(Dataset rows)
►

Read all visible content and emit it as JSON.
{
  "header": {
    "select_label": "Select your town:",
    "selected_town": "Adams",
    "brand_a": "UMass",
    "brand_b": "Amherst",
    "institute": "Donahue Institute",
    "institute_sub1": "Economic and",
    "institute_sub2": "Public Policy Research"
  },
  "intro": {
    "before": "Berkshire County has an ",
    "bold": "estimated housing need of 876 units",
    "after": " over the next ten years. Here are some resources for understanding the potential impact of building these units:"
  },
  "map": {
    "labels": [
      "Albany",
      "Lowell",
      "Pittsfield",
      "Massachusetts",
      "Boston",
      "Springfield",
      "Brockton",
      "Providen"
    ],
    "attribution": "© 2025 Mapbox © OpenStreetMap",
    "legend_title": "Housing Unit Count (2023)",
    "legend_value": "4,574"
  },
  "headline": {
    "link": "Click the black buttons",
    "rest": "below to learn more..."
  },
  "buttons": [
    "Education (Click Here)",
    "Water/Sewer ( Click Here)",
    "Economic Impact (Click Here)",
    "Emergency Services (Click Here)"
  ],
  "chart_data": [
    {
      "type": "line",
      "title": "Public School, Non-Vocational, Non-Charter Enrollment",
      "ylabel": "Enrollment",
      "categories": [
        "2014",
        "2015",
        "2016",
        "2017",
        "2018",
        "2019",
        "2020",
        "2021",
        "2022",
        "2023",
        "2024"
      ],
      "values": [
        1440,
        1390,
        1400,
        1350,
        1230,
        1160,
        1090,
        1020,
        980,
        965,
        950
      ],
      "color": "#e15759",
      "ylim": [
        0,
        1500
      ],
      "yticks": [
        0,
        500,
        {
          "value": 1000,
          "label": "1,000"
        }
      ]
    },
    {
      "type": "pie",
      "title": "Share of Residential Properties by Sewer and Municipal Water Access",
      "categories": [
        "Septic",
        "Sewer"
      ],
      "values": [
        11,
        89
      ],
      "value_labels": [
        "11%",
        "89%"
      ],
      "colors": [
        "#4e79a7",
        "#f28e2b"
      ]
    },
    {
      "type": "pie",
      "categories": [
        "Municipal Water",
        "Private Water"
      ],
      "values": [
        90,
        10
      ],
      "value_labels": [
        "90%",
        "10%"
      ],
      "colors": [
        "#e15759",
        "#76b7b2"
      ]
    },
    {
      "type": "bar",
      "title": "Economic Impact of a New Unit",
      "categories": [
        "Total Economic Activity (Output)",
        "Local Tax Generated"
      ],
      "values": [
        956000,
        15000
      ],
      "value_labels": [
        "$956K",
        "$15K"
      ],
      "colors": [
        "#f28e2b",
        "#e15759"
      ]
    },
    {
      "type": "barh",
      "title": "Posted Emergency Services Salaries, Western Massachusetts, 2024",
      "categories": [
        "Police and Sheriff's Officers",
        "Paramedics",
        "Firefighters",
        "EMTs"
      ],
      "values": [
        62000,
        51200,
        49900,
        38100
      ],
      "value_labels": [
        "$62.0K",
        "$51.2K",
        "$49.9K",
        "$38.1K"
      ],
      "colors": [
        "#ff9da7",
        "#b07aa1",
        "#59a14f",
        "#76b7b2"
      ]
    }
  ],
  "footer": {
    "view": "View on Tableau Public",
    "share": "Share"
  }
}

◄

**TASK TO COMPLETE**
Where a line above contains the word "Enrollment", copy that line.

**RESPONSE TO THE TASK**
      "title": "Public School, Non-Vocational, Non-Charter Enrollment",
      "ylabel": "Enrollment",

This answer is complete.